**Given problem:**
Copy each line holding the string "Band".

┌────────

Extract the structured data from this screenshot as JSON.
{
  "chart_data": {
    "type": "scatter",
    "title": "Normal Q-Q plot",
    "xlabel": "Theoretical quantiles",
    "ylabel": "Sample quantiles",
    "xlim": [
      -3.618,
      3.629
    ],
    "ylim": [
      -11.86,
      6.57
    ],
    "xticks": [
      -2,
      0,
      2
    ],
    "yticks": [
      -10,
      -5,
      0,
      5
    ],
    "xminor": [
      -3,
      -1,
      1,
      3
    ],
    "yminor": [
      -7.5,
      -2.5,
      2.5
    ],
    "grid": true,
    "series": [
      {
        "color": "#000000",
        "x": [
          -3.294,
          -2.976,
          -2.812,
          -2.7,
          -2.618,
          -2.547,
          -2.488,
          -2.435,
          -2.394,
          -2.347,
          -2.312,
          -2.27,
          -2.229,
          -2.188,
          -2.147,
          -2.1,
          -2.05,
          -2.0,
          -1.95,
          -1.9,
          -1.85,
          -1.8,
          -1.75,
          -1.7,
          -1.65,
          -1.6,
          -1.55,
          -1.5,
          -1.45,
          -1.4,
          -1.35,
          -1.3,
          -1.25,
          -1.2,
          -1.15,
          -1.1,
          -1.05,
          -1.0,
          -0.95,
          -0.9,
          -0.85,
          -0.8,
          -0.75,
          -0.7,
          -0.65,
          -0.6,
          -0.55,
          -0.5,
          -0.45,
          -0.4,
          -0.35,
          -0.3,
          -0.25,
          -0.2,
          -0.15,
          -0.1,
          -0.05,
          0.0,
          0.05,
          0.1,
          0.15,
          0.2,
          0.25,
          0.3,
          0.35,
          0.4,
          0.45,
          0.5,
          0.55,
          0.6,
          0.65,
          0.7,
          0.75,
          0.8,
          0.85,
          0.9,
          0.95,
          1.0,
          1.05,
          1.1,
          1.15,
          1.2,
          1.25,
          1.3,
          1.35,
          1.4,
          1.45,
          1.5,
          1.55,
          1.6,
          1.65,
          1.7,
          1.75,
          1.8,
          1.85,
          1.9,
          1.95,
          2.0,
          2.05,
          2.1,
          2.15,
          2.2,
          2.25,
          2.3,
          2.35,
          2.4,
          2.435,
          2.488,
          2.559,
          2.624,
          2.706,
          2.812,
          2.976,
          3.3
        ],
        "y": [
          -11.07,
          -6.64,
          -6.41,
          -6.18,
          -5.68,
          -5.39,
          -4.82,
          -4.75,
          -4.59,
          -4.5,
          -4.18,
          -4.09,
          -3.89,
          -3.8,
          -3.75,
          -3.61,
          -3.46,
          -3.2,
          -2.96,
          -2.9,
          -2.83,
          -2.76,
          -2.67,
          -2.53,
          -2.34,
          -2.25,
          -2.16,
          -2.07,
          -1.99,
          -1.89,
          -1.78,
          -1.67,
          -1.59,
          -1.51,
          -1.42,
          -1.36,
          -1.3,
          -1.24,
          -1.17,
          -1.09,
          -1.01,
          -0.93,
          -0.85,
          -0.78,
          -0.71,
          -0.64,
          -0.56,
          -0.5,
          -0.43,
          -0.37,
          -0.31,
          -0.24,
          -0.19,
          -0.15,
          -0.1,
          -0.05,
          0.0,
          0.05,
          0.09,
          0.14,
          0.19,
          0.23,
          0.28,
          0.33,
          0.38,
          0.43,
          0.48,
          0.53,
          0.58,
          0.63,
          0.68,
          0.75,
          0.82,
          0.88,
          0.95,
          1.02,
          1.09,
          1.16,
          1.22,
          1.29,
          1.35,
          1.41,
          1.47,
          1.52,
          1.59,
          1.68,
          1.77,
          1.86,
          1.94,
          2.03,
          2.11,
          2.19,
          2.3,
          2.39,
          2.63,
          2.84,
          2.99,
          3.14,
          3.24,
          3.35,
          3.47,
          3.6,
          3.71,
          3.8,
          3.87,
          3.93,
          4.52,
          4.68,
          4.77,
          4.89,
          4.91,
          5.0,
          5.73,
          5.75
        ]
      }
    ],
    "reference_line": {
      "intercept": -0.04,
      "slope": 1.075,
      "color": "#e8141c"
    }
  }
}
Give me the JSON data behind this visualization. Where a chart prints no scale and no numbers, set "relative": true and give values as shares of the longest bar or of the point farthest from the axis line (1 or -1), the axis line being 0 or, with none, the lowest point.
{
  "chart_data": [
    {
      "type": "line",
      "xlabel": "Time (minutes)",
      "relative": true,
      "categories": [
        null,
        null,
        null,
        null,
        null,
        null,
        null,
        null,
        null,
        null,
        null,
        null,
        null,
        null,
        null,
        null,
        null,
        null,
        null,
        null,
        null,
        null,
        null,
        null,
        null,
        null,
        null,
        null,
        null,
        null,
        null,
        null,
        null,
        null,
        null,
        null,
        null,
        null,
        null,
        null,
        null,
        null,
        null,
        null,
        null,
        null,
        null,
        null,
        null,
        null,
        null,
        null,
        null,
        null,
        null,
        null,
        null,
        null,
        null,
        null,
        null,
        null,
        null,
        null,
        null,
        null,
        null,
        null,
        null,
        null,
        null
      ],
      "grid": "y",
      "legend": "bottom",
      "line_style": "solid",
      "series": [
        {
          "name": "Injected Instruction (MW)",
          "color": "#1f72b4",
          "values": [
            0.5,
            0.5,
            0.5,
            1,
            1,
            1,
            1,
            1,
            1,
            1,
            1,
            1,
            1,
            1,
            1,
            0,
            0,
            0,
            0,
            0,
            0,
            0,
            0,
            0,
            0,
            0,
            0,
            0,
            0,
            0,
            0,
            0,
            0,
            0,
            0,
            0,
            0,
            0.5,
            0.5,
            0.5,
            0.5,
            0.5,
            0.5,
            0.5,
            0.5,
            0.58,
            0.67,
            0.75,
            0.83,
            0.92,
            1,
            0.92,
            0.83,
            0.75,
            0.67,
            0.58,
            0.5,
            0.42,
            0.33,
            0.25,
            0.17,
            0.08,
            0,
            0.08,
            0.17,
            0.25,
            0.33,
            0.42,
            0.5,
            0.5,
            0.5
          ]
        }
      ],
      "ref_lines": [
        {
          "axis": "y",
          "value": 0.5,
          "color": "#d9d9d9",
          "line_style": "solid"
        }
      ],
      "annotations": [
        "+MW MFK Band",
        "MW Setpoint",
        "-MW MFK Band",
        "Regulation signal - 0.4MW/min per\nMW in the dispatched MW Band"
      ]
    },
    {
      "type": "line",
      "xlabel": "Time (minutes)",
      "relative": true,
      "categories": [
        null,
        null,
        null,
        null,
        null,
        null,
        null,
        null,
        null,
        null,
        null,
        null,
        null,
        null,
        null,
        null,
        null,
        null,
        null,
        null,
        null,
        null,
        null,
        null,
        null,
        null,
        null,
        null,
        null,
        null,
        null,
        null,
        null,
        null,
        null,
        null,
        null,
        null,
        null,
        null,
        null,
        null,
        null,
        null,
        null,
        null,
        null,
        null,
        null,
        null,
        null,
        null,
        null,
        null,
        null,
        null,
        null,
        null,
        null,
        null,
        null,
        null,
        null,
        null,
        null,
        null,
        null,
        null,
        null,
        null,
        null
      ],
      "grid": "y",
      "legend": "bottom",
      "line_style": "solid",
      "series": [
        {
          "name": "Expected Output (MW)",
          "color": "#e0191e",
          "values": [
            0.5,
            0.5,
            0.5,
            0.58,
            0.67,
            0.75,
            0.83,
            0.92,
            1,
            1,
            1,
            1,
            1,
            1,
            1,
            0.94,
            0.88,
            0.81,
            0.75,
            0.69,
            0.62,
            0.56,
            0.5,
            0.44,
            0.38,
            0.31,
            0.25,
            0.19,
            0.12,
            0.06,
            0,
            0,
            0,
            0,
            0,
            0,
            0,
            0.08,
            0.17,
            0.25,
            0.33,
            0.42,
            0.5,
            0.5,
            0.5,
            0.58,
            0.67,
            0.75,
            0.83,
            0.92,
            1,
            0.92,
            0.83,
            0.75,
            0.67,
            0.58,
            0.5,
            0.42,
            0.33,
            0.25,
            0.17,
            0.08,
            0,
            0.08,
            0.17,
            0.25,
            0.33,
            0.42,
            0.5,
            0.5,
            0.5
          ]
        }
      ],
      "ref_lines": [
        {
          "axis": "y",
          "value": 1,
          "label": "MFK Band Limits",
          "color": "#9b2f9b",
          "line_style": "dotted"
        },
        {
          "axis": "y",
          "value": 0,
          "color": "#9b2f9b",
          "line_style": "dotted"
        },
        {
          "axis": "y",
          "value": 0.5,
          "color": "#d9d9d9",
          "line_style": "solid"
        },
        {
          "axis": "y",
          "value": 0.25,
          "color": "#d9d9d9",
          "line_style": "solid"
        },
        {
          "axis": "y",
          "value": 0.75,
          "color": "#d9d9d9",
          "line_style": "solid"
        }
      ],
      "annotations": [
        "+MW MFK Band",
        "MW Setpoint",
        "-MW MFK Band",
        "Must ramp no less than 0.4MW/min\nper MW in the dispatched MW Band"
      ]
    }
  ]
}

└────────

**Response:**
        "+MW MFK Band",
        "-MW MFK Band",
        "Regulation signal - 0.4MW/min per\nMW in the dispatched MW Band"
          "label": "MFK Band Limits",
        "+MW MFK Band",
        "-MW MFK Band",
        "Must ramp no less than 0.4MW/min\nper MW in the dispatched MW Band"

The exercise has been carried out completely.